Entries taken from a collection =
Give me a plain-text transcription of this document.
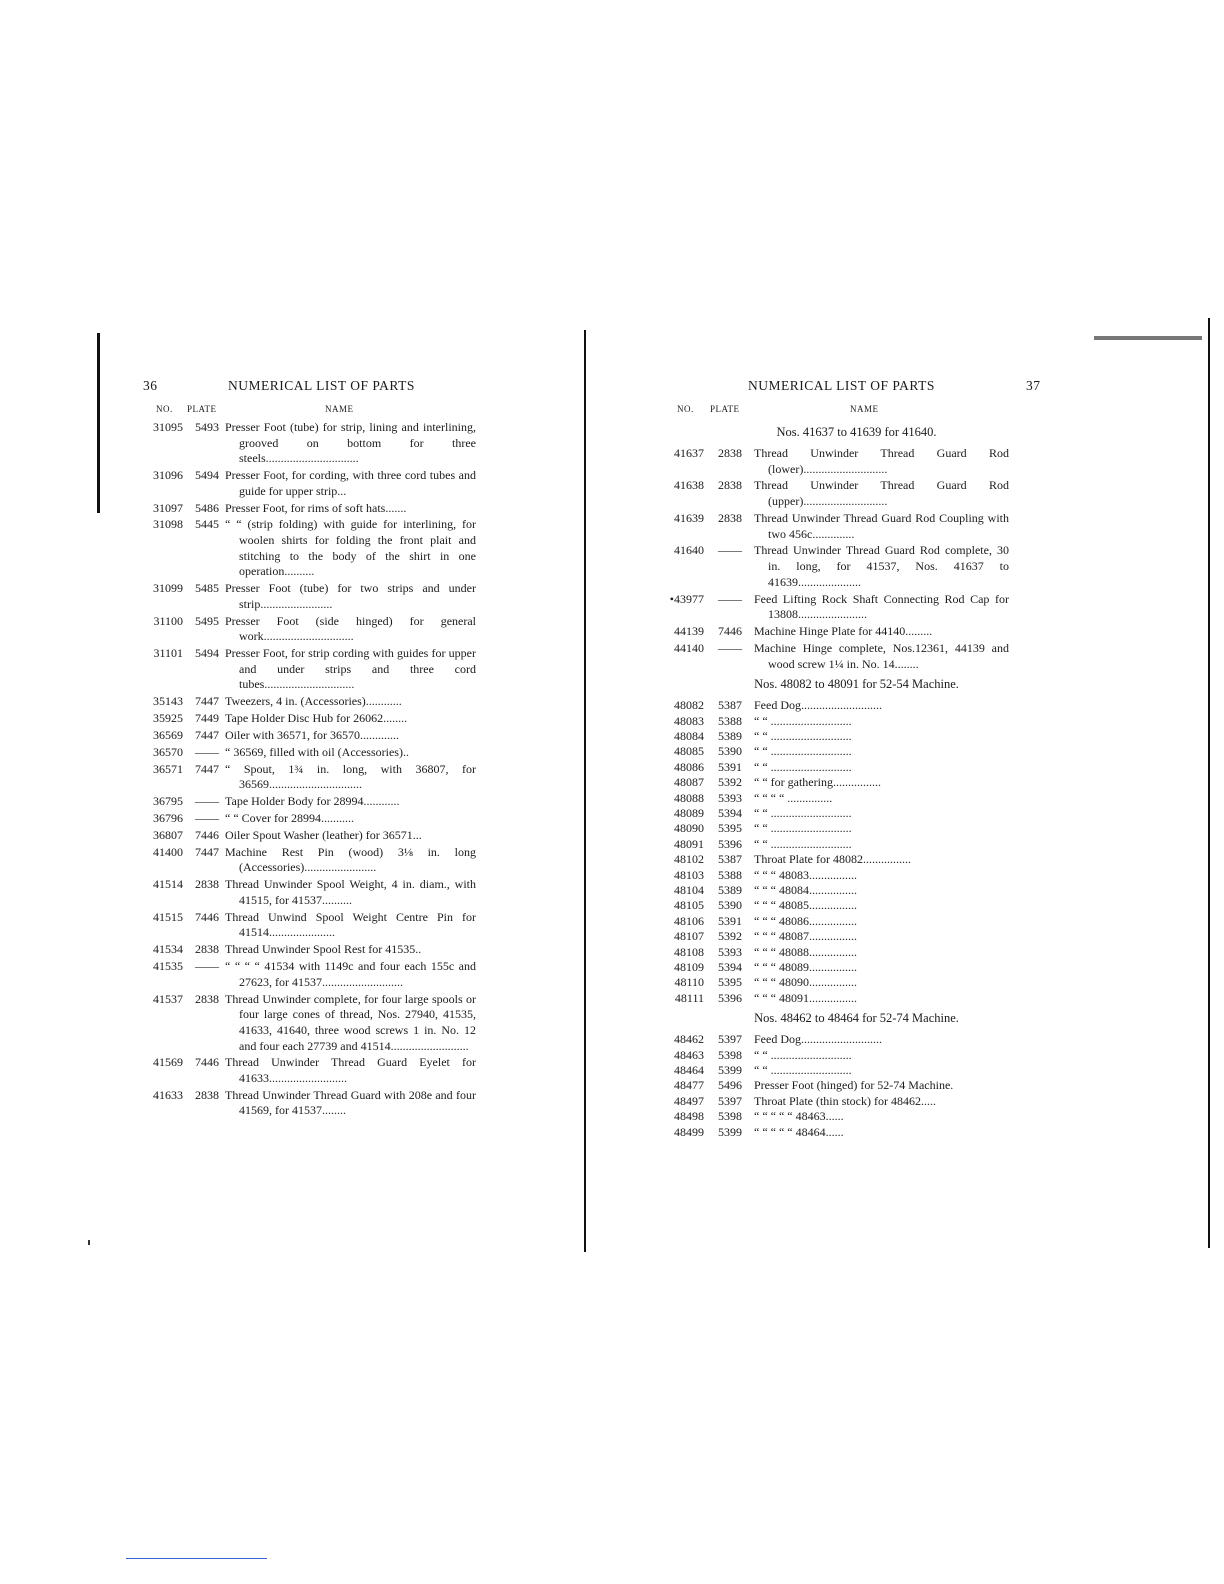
36	NUMERICAL LIST OF PARTS
NO. PLATE	NAME
31095	5493 Presser Foot (tube) for strip, lining and interlining, grooved on bottom for three steels...............................
31096	5494 Presser Foot, for cording, with three cord tubes and guide for upper strip...
31097	5486 Presser Foot, for rims of soft hats.......
31098	5445 “ “ (strip folding) with guide for interlining, for woolen shirts for folding the front plait and stitching to the body of the shirt in one operation..........
31099	5485 Presser Foot (tube) for two strips and under strip........................
31100	5495 Presser Foot (side hinged) for general work..............................
31101	5494 Presser Foot, for strip cording with guides for upper and under strips and three cord tubes..............................
35143	7447 Tweezers, 4 in. (Accessories)............
35925	7449 Tape Holder Disc Hub for 26062........
36569	7447 Oiler with 36571, for 36570.............
36570	—— “ 36569, filled with oil (Accessories)..
36571	7447 “ Spout, 1¾ in. long, with 36807, for 36569...............................
36795	—— Tape Holder Body for 28994............
36796	—— “ “ Cover for 28994...........
36807	7446 Oiler Spout Washer (leather) for 36571...
41400	7447 Machine Rest Pin (wood) 3⅛ in. long (Accessories)........................
41514	2838 Thread Unwinder Spool Weight, 4 in. diam., with 41515, for 41537..........
41515	7446 Thread Unwind Spool Weight Centre Pin for 41514......................
41534	2838 Thread Unwinder Spool Rest for 41535..
41535	—— “ “ “ “ 41534 with 1149c and four each 155c and 27623, for 41537...........................
41537	2838 Thread Unwinder complete, for four large spools or four large cones of thread, Nos. 27940, 41535, 41633, 41640, three wood screws 1 in. No. 12 and four each 27739 and 41514..........................
41569	7446 Thread Unwinder Thread Guard Eyelet for 41633..........................
41633	2838 Thread Unwinder Thread Guard with 208e and four 41569, for 41537........
NUMERICAL LIST OF PARTS	37
NO. PLATE	NAME
Nos. 41637 to 41639 for 41640.
41637	2838 Thread Unwinder Thread Guard Rod (lower)............................
41638	2838 Thread Unwinder Thread Guard Rod (upper)............................
41639	2838 Thread Unwinder Thread Guard Rod Coupling with two 456c..............
41640	—— Thread Unwinder Thread Guard Rod complete, 30 in. long, for 41537, Nos. 41637 to 41639.....................
•43977	—— Feed Lifting Rock Shaft Connecting Rod Cap for 13808.......................
44139	7446 Machine Hinge Plate for 44140.........
44140	—— Machine Hinge complete, Nos.12361, 44139 and wood screw 1¼ in. No. 14........
Nos. 48082 to 48091 for 52-54 Machine.
48082	5387 Feed Dog...........................
48083	5388 “ “ ...........................
48084	5389 “ “ ...........................
48085	5390 “ “ ...........................
48086	5391 “ “ ...........................
48087	5392 “ “ for gathering................
48088	5393 “ “ “ “ ...............
48089	5394 “ “ ...........................
48090	5395 “ “ ...........................
48091	5396 “ “ ...........................
48102	5387 Throat Plate for 48082................
48103	5388 “ “ “ 48083................
48104	5389 “ “ “ 48084................
48105	5390 “ “ “ 48085................
48106	5391 “ “ “ 48086................
48107	5392 “ “ “ 48087................
48108	5393 “ “ “ 48088................
48109	5394 “ “ “ 48089................
48110	5395 “ “ “ 48090................
48111	5396 “ “ “ 48091................
Nos. 48462 to 48464 for 52-74 Machine.
48462	5397 Feed Dog...........................
48463	5398 “ “ ...........................
48464	5399 “ “ ...........................
48477	5496 Presser Foot (hinged) for 52-74 Machine.
48497	5397 Throat Plate (thin stock) for 48462.....
48498	5398 “ “ “ “ “ 48463......
48499	5399 “ “ “ “ “ 48464......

Exercise details =
Every record above should come back exactly, but without its pictures.

Response to the exercise =
Give me a plain-text transcription of this document.
36	NUMERICAL LIST OF PARTS
NO. PLATE	NAME
31095	5493 Presser Foot (tube) for strip, lining and interlining, grooved on bottom for three steels...............................
31096	5494 Presser Foot, for cording, with three cord tubes and guide for upper strip...
31097	5486 Presser Foot, for rims of soft hats.......
31098	5445 “ “ (strip folding) with guide for interlining, for woolen shirts for folding the front plait and stitching to the body of the shirt in one operation..........
31099	5485 Presser Foot (tube) for two strips and under strip........................
31100	5495 Presser Foot (side hinged) for general work..............................
31101	5494 Presser Foot, for strip cording with guides for upper and under strips and three cord tubes..............................
35143	7447 Tweezers, 4 in. (Accessories)............
35925	7449 Tape Holder Disc Hub for 26062........
36569	7447 Oiler with 36571, for 36570.............
36570	—— “ 36569, filled with oil (Accessories)..
36571	7447 “ Spout, 1¾ in. long, with 36807, for 36569...............................
36795	—— Tape Holder Body for 28994............
36796	—— “ “ Cover for 28994...........
36807	7446 Oiler Spout Washer (leather) for 36571...
41400	7447 Machine Rest Pin (wood) 3⅛ in. long (Accessories)........................
41514	2838 Thread Unwinder Spool Weight, 4 in. diam., with 41515, for 41537..........
41515	7446 Thread Unwind Spool Weight Centre Pin for 41514......................
41534	2838 Thread Unwinder Spool Rest for 41535..
41535	—— “ “ “ “ 41534 with 1149c and four each 155c and 27623, for 41537...........................
41537	2838 Thread Unwinder complete, for four large spools or four large cones of thread, Nos. 27940, 41535, 41633, 41640, three wood screws 1 in. No. 12 and four each 27739 and 41514..........................
41569	7446 Thread Unwinder Thread Guard Eyelet for 41633..........................
41633	2838 Thread Unwinder Thread Guard with 208e and four 41569, for 41537........
NUMERICAL LIST OF PARTS	37
NO. PLATE	NAME
Nos. 41637 to 41639 for 41640.
41637	2838 Thread Unwinder Thread Guard Rod (lower)............................
41638	2838 Thread Unwinder Thread Guard Rod (upper)............................
41639	2838 Thread Unwinder Thread Guard Rod Coupling with two 456c..............
41640	—— Thread Unwinder Thread Guard Rod complete, 30 in. long, for 41537, Nos. 41637 to 41639.....................
•43977	—— Feed Lifting Rock Shaft Connecting Rod Cap for 13808.......................
44139	7446 Machine Hinge Plate for 44140.........
44140	—— Machine Hinge complete, Nos.12361, 44139 and wood screw 1¼ in. No. 14........
Nos. 48082 to 48091 for 52-54 Machine.
48082	5387 Feed Dog...........................
48083	5388 “ “ ...........................
48084	5389 “ “ ...........................
48085	5390 “ “ ...........................
48086	5391 “ “ ...........................
48087	5392 “ “ for gathering................
48088	5393 “ “ “ “ ...............
48089	5394 “ “ ...........................
48090	5395 “ “ ...........................
48091	5396 “ “ ...........................
48102	5387 Throat Plate for 48082................
48103	5388 “ “ “ 48083................
48104	5389 “ “ “ 48084................
48105	5390 “ “ “ 48085................
48106	5391 “ “ “ 48086................
48107	5392 “ “ “ 48087................
48108	5393 “ “ “ 48088................
48109	5394 “ “ “ 48089................
48110	5395 “ “ “ 48090................
48111	5396 “ “ “ 48091................
Nos. 48462 to 48464 for 52-74 Machine.
48462	5397 Feed Dog...........................
48463	5398 “ “ ...........................
48464	5399 “ “ ...........................
48477	5496 Presser Foot (hinged) for 52-74 Machine.
48497	5397 Throat Plate (thin stock) for 48462.....
48498	5398 “ “ “ “ “ 48463......
48499	5399 “ “ “ “ “ 48464......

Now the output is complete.